WHAT TO DO: In the records that follow, show each line where the word "Receiving" is present.
--*--
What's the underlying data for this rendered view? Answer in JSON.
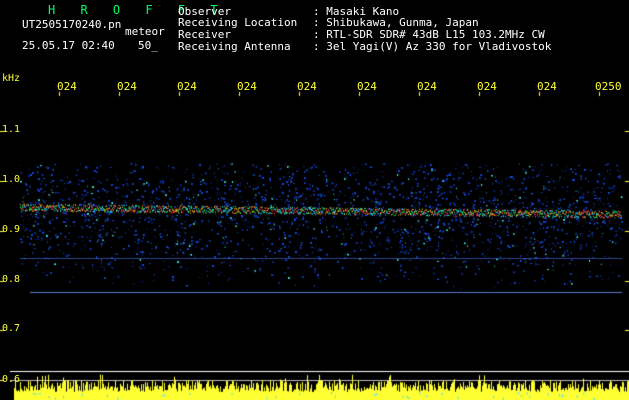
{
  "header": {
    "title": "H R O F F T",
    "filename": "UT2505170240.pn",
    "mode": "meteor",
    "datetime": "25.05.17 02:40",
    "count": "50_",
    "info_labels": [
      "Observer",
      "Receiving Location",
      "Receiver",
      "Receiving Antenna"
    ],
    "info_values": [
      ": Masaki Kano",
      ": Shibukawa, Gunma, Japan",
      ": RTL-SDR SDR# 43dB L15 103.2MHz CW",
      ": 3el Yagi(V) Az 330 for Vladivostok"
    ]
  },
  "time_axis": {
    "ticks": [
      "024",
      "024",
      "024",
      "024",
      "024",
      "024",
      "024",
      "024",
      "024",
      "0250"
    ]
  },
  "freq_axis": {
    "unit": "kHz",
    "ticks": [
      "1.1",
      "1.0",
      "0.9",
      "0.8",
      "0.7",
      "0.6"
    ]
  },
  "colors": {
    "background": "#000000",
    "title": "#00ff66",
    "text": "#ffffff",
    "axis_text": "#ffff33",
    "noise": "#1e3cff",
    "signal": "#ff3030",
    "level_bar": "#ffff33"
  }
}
--*--
RESPONSE FOR THIS EXERCISE:
      "Receiving Location",
      "Receiving Antenna"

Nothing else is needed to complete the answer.